Every record should be repeated exactly, except that pictures are left out.
— begin Input data —
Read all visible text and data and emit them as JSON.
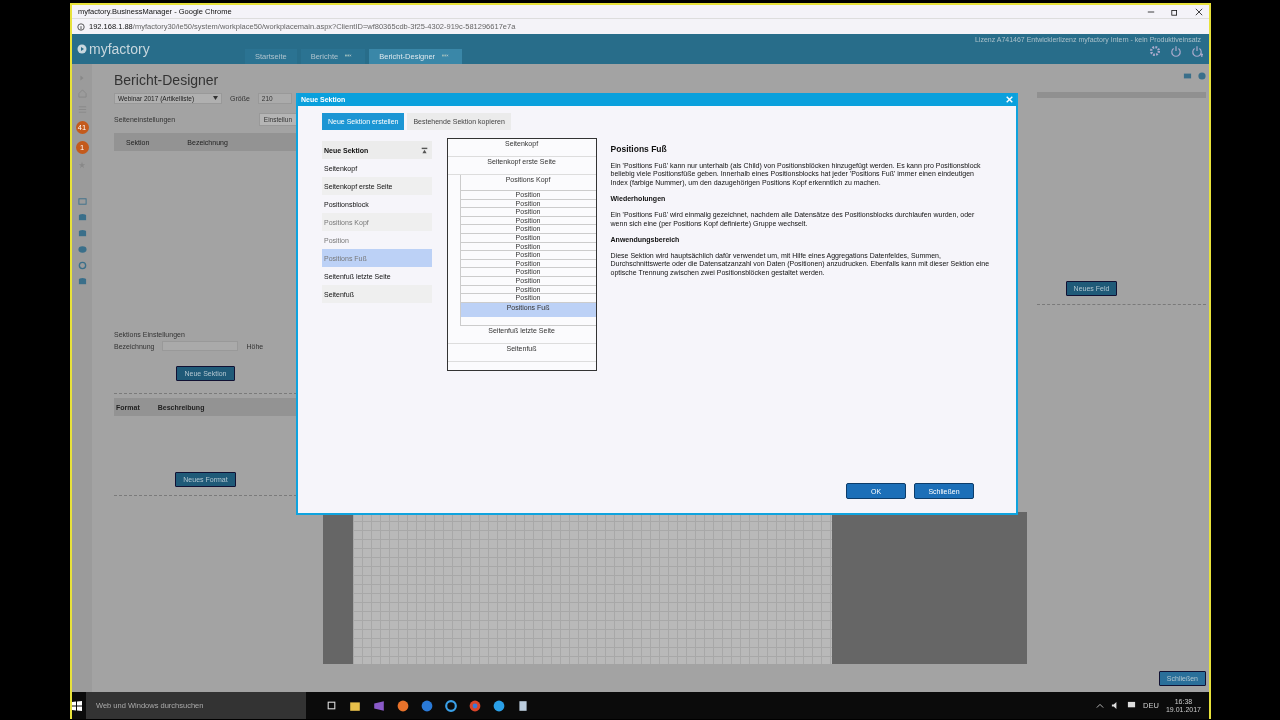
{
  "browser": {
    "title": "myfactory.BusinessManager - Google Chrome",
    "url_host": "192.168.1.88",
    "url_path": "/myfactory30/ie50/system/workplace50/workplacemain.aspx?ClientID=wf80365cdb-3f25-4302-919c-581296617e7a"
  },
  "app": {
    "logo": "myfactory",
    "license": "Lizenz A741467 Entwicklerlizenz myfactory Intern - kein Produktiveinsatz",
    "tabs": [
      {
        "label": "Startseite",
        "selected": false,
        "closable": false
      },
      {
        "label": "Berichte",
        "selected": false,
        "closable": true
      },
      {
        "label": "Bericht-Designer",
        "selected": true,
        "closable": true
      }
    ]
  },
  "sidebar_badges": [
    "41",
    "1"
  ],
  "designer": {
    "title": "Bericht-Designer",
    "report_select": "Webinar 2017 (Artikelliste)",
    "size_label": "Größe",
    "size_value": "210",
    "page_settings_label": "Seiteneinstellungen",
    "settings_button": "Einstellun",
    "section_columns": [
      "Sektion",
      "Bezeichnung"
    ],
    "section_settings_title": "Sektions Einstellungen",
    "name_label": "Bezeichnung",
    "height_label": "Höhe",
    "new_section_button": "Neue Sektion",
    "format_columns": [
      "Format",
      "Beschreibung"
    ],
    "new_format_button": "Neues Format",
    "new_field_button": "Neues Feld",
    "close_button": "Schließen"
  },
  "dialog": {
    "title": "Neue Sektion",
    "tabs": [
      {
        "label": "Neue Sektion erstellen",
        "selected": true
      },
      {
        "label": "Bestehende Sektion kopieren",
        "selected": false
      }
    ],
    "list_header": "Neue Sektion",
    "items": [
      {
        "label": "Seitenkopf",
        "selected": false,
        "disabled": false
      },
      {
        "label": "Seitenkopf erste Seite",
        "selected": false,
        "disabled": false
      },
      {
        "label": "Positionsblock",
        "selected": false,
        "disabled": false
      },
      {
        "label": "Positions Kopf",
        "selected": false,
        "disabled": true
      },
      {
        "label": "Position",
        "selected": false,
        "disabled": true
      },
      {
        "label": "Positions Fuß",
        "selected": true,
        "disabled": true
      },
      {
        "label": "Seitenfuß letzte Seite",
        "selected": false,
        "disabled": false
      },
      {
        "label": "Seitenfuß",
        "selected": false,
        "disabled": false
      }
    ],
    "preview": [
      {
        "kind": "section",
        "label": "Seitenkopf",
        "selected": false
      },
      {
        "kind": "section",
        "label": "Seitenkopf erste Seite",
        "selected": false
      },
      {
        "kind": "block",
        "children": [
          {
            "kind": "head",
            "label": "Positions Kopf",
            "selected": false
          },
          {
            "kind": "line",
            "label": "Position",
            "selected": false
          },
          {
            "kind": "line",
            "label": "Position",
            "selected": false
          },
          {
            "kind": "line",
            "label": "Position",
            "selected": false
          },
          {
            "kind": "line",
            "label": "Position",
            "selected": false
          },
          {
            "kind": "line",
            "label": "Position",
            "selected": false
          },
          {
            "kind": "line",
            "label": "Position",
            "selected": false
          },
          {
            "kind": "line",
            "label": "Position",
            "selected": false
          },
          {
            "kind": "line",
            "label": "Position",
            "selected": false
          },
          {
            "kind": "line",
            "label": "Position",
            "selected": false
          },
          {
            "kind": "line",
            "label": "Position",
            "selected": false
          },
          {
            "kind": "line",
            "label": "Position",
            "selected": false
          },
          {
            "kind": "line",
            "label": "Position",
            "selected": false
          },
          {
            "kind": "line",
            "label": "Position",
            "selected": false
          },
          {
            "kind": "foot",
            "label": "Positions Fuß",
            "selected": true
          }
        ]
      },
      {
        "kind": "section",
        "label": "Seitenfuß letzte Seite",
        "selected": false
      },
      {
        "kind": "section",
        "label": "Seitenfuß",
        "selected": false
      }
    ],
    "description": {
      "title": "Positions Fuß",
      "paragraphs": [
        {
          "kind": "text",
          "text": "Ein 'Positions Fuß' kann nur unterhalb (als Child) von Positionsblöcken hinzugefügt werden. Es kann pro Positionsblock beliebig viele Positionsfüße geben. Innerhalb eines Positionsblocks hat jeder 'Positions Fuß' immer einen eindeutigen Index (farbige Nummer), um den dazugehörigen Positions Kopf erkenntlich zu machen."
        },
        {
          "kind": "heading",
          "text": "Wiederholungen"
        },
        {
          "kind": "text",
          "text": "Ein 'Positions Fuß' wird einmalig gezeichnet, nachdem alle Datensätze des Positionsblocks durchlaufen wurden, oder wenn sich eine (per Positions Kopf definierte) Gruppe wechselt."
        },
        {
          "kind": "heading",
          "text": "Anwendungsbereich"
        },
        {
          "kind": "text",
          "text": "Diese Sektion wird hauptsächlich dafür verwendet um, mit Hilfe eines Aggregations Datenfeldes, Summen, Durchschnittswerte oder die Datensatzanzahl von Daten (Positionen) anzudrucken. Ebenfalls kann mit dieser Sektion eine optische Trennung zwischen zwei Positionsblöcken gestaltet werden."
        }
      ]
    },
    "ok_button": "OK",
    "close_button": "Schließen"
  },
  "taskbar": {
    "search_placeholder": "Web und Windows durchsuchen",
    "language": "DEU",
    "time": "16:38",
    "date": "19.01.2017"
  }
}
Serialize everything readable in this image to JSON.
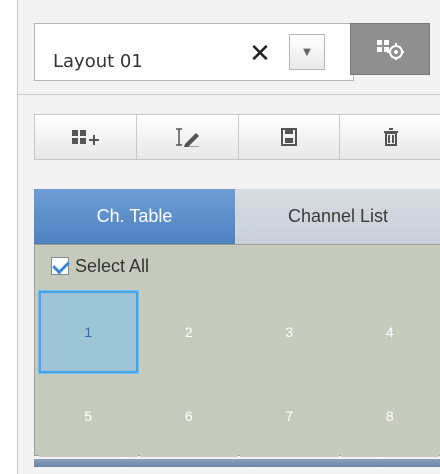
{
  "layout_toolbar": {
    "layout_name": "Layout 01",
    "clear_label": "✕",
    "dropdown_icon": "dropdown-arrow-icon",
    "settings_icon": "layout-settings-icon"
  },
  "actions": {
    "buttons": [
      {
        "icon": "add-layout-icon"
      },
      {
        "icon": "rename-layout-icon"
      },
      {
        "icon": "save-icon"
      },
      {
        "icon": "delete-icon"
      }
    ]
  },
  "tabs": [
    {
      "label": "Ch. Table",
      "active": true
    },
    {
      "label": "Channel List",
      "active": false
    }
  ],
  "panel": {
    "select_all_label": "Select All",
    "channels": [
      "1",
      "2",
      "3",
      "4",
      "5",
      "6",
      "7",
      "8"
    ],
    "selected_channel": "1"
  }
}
— end Input data —
Exercise answer |
Read all visible text and data and emit them as JSON.
{
  "browser": {
    "title": "myfactory.BusinessManager - Google Chrome",
    "url_host": "192.168.1.88",
    "url_path": "/myfactory30/ie50/system/workplace50/workplacemain.aspx?ClientID=wf80365cdb-3f25-4302-919c-581296617e7a"
  },
  "app": {
    "logo": "myfactory",
    "license": "Lizenz A741467 Entwicklerlizenz myfactory Intern - kein Produktiveinsatz",
    "tabs": [
      {
        "label": "Startseite",
        "selected": false,
        "closable": false
      },
      {
        "label": "Berichte",
        "selected": false,
        "closable": true
      },
      {
        "label": "Bericht-Designer",
        "selected": true,
        "closable": true
      }
    ]
  },
  "sidebar_badges": [
    "41",
    "1"
  ],
  "designer": {
    "title": "Bericht-Designer",
    "report_select": "Webinar 2017 (Artikelliste)",
    "size_label": "Größe",
    "size_value": "210",
    "page_settings_label": "Seiteneinstellungen",
    "settings_button": "Einstellun",
    "section_columns": [
      "Sektion",
      "Bezeichnung"
    ],
    "section_settings_title": "Sektions Einstellungen",
    "name_label": "Bezeichnung",
    "height_label": "Höhe",
    "new_section_button": "Neue Sektion",
    "format_columns": [
      "Format",
      "Beschreibung"
    ],
    "new_format_button": "Neues Format",
    "new_field_button": "Neues Feld",
    "close_button": "Schließen"
  },
  "dialog": {
    "title": "Neue Sektion",
    "tabs": [
      {
        "label": "Neue Sektion erstellen",
        "selected": true
      },
      {
        "label": "Bestehende Sektion kopieren",
        "selected": false
      }
    ],
    "list_header": "Neue Sektion",
    "items": [
      {
        "label": "Seitenkopf",
        "selected": false,
        "disabled": false
      },
      {
        "label": "Seitenkopf erste Seite",
        "selected": false,
        "disabled": false
      },
      {
        "label": "Positionsblock",
        "selected": false,
        "disabled": false
      },
      {
        "label": "Positions Kopf",
        "selected": false,
        "disabled": true
      },
      {
        "label": "Position",
        "selected": false,
        "disabled": true
      },
      {
        "label": "Positions Fuß",
        "selected": true,
        "disabled": true
      },
      {
        "label": "Seitenfuß letzte Seite",
        "selected": false,
        "disabled": false
      },
      {
        "label": "Seitenfuß",
        "selected": false,
        "disabled": false
      }
    ],
    "preview": [
      {
        "kind": "section",
        "label": "Seitenkopf",
        "selected": false
      },
      {
        "kind": "section",
        "label": "Seitenkopf erste Seite",
        "selected": false
      },
      {
        "kind": "block",
        "children": [
          {
            "kind": "head",
            "label": "Positions Kopf",
            "selected": false
          },
          {
            "kind": "line",
            "label": "Position",
            "selected": false
          },
          {
            "kind": "line",
            "label": "Position",
            "selected": false
          },
          {
            "kind": "line",
            "label": "Position",
            "selected": false
          },
          {
            "kind": "line",
            "label": "Position",
            "selected": false
          },
          {
            "kind": "line",
            "label": "Position",
            "selected": false
          },
          {
            "kind": "line",
            "label": "Position",
            "selected": false
          },
          {
            "kind": "line",
            "label": "Position",
            "selected": false
          },
          {
            "kind": "line",
            "label": "Position",
            "selected": false
          },
          {
            "kind": "line",
            "label": "Position",
            "selected": false
          },
          {
            "kind": "line",
            "label": "Position",
            "selected": false
          },
          {
            "kind": "line",
            "label": "Position",
            "selected": false
          },
          {
            "kind": "line",
            "label": "Position",
            "selected": false
          },
          {
            "kind": "line",
            "label": "Position",
            "selected": false
          },
          {
            "kind": "foot",
            "label": "Positions Fuß",
            "selected": true
          }
        ]
      },
      {
        "kind": "section",
        "label": "Seitenfuß letzte Seite",
        "selected": false
      },
      {
        "kind": "section",
        "label": "Seitenfuß",
        "selected": false
      }
    ],
    "description": {
      "title": "Positions Fuß",
      "paragraphs": [
        {
          "kind": "text",
          "text": "Ein 'Positions Fuß' kann nur unterhalb (als Child) von Positionsblöcken hinzugefügt werden. Es kann pro Positionsblock beliebig viele Positionsfüße geben. Innerhalb eines Positionsblocks hat jeder 'Positions Fuß' immer einen eindeutigen Index (farbige Nummer), um den dazugehörigen Positions Kopf erkenntlich zu machen."
        },
        {
          "kind": "heading",
          "text": "Wiederholungen"
        },
        {
          "kind": "text",
          "text": "Ein 'Positions Fuß' wird einmalig gezeichnet, nachdem alle Datensätze des Positionsblocks durchlaufen wurden, oder wenn sich eine (per Positions Kopf definierte) Gruppe wechselt."
        },
        {
          "kind": "heading",
          "text": "Anwendungsbereich"
        },
        {
          "kind": "text",
          "text": "Diese Sektion wird hauptsächlich dafür verwendet um, mit Hilfe eines Aggregations Datenfeldes, Summen, Durchschnittswerte oder die Datensatzanzahl von Daten (Positionen) anzudrucken. Ebenfalls kann mit dieser Sektion eine optische Trennung zwischen zwei Positionsblöcken gestaltet werden."
        }
      ]
    },
    "ok_button": "OK",
    "close_button": "Schließen"
  },
  "taskbar": {
    "search_placeholder": "Web und Windows durchsuchen",
    "language": "DEU",
    "time": "16:38",
    "date": "19.01.2017"
  }
}
Serialize everything readable in this image to JSON.
{
  "layout_toolbar": {
    "layout_name": "Layout 01",
    "clear_label": "✕",
    "dropdown_icon": "dropdown-arrow-icon",
    "settings_icon": "layout-settings-icon"
  },
  "actions": {
    "buttons": [
      {
        "icon": "add-layout-icon"
      },
      {
        "icon": "rename-layout-icon"
      },
      {
        "icon": "save-icon"
      },
      {
        "icon": "delete-icon"
      }
    ]
  },
  "tabs": [
    {
      "label": "Ch. Table",
      "active": true
    },
    {
      "label": "Channel List",
      "active": false
    }
  ],
  "panel": {
    "select_all_label": "Select All",
    "channels": [
      "1",
      "2",
      "3",
      "4",
      "5",
      "6",
      "7",
      "8"
    ],
    "selected_channel": "1"
  }
}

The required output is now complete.